> FRAGMENTO DADO
/---
Paralelamente, la historia de nuestra sociedad ha ido dando cada vez más influencia a los artistas, a alguno de los cuales ha convertido en referente no ya solo artístico, sino incluso social. En un mundo en el que la política se está viendo cada día más arrinconada por la bravuconería económica, en un contexto en el que la ideología pierde solidez hasta casi evaporarse, aquellos que se suben a un escenario y utilizan la cabeza como algo más que el soporte de una gorra, tienen ante sí un campo de acción cada día más amplio. Sí, el rock, la música, al igual que muchas otras manifestaciones artísticas, ya no solo sirven para entretener, sino para hacer pensar. El artista que se compromete con su arte acaba comprometiéndose con su realidad y con sus propios seguidores, de manera que puede acabar convertido en ejemplo de actitud, pensamiento y obra.

¿Quiere ello decir que esta es la única opción que le queda a un artista? En absoluto. La forma en la que cada individuo afronta la vida es el resultado de una serie de circunstancias que no funcionan con la precisión matemática de sumar dos y dos. Que la música esté ocupando espacios que antes tenía vedados es una realidad, pero no lo es menos que no todos los artistas necesitan para legitimarse abordar un discurso social o político. Es más, cada artista encuentra su manera de afrontar los temas que le preocupan como ciudadano, y no son la letra explícita, la consigna o el mitin los únicos caminos para comprometerse. La manera en la que los artistas embocan su carrera, toman decisiones sobre sus actos, escogen el repertorio, seleccionan los temas de sus letras, planifican su relación con los medios de comunicación o piensan en sus seguidores, a los cuales se puede considerar como masa o como conjunto de personas dotadas de criterio propio, son en realidad los ejes en los que se cimienta el contenido social y político de un artista.

Llegados a este punto, no olvidemos que el nacimiento del rock está vinculado al despegue económico de Occidente tras la Segunda Guerra Mundial. Hasta entrados los años cincuenta los jóvenes eran un sujeto pasivo más de la historia, y como tal no entraba en la toma de decisiones sino en su simple acatamiento. La bonanza económica posterior a la Segunda Gran Guerra creó las bases de lo que hoy conocemos como sociedad de consumo, dando a los jóvenes los recursos económicos para que ellos mismos comenzasen a tomar sus propias decisiones estéticas y vitales. El nacimiento del rock, una música opuesta al orden establecido por los adultos, es fruto de una juventud que tiene trabajo, que por lo tanto dispone de dinero y de la subsiguiente capacidad para administrarlo. En ese contexto, la cultura del rock nace entre otras cosas para dar opciones de consumo y autoafirmación a un colectivo que hasta entonces solo servía para trabajar, obedecer o morir en las guerras.
\---
> INFORMACIÓN MOSTRADA
/---
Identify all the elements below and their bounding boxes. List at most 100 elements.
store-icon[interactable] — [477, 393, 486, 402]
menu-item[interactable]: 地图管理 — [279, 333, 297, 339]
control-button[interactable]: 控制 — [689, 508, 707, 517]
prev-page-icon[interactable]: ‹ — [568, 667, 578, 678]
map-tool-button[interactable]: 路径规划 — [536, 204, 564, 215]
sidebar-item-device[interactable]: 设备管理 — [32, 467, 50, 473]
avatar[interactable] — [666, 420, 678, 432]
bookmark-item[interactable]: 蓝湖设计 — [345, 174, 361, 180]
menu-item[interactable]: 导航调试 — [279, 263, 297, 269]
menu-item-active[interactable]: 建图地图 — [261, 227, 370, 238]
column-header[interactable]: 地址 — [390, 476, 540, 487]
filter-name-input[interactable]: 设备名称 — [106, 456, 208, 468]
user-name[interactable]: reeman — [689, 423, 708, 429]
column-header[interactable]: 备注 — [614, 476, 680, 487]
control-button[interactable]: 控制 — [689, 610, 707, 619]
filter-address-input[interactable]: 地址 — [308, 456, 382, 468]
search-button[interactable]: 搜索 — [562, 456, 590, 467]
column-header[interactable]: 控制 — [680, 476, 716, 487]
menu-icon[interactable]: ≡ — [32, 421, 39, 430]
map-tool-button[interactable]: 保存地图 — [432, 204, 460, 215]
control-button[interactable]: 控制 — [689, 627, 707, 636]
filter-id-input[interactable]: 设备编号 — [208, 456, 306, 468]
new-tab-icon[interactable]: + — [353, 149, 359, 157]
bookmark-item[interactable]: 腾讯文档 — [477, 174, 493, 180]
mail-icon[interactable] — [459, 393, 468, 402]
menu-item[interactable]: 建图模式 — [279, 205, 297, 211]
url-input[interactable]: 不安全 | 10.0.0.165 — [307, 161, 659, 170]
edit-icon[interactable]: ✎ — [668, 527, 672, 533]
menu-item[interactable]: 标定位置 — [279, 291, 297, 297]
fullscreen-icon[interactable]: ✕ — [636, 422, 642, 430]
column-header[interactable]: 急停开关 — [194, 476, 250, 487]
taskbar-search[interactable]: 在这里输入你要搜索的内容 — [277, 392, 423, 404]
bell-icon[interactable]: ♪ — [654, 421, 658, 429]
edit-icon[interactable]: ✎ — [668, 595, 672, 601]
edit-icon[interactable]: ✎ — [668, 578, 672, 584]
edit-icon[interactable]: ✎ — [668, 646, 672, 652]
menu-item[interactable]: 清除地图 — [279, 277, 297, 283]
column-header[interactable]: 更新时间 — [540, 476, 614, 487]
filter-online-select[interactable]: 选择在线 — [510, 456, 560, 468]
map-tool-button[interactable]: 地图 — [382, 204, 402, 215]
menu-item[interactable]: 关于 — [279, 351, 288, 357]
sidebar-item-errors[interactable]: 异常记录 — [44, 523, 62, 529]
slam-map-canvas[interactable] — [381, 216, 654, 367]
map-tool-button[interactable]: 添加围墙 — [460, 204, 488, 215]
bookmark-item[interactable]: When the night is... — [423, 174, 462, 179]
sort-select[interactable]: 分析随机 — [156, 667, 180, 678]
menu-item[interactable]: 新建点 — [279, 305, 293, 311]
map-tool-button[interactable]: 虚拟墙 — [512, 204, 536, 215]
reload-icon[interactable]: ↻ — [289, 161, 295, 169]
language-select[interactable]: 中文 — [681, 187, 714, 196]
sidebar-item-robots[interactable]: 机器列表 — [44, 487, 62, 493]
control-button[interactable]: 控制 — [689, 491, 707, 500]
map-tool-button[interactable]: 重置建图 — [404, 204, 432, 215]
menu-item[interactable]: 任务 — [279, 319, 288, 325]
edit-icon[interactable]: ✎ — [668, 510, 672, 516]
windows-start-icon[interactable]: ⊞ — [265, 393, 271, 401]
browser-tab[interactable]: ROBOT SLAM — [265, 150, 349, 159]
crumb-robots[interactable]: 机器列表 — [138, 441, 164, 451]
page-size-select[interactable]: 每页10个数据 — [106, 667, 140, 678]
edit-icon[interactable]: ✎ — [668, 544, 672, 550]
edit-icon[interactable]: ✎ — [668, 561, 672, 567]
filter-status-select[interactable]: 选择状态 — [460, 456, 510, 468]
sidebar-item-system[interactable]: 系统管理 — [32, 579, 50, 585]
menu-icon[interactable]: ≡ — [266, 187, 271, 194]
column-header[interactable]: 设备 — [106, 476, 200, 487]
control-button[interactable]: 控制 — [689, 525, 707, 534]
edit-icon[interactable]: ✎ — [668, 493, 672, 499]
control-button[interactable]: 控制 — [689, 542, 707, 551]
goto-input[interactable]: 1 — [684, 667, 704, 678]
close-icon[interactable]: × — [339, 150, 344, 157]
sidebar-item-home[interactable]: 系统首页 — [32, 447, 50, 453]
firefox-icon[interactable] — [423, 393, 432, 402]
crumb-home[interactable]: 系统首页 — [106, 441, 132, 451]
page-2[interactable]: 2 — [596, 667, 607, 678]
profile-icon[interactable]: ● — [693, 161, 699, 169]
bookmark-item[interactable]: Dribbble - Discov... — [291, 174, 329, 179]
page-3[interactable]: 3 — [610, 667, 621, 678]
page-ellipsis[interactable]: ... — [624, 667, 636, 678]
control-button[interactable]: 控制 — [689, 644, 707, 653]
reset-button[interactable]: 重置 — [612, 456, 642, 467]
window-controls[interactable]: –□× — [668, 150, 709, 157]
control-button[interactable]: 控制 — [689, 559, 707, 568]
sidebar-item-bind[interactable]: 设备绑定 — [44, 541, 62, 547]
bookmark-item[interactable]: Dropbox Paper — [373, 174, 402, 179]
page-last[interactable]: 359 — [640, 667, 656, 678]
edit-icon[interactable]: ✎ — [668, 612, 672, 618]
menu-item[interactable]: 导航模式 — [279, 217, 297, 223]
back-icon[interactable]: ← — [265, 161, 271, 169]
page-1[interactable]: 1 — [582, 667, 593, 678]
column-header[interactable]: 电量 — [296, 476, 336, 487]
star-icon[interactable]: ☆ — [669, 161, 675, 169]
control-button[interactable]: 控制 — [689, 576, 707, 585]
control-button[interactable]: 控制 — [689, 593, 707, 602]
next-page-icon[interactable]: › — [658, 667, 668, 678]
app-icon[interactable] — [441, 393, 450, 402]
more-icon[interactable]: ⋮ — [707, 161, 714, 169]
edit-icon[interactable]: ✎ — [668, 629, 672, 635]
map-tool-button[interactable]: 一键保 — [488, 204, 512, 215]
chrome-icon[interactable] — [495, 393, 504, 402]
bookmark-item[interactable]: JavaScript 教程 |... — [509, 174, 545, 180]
\---
> TAREA
Reproduce sin cambios la parte del fragmento sobre el rock y el compromiso de los artistas que va desde "Paralelamente, la historia" hasta "pensamiento y obra.", ambos incluidos.

> RESPUESTA ESCRITA
Paralelamente, la historia de nuestra sociedad ha ido dando cada vez más influencia a los artistas, a alguno de los cuales ha convertido en referente no ya solo artístico, sino incluso social. En un mundo en el que la política se está viendo cada día más arrinconada por la bravuconería económica, en un contexto en el que la ideología pierde solidez hasta casi evaporarse, aquellos que se suben a un escenario y utilizan la cabeza como algo más que el soporte de una gorra, tienen ante sí un campo de acción cada día más amplio. Sí, el rock, la música, al igual que muchas otras manifestaciones artísticas, ya no solo sirven para entretener, sino para hacer pensar. El artista que se compromete con su arte acaba comprometiéndose con su realidad y con sus propios seguidores, de manera que puede acabar convertido en ejemplo de actitud, pensamiento y obra.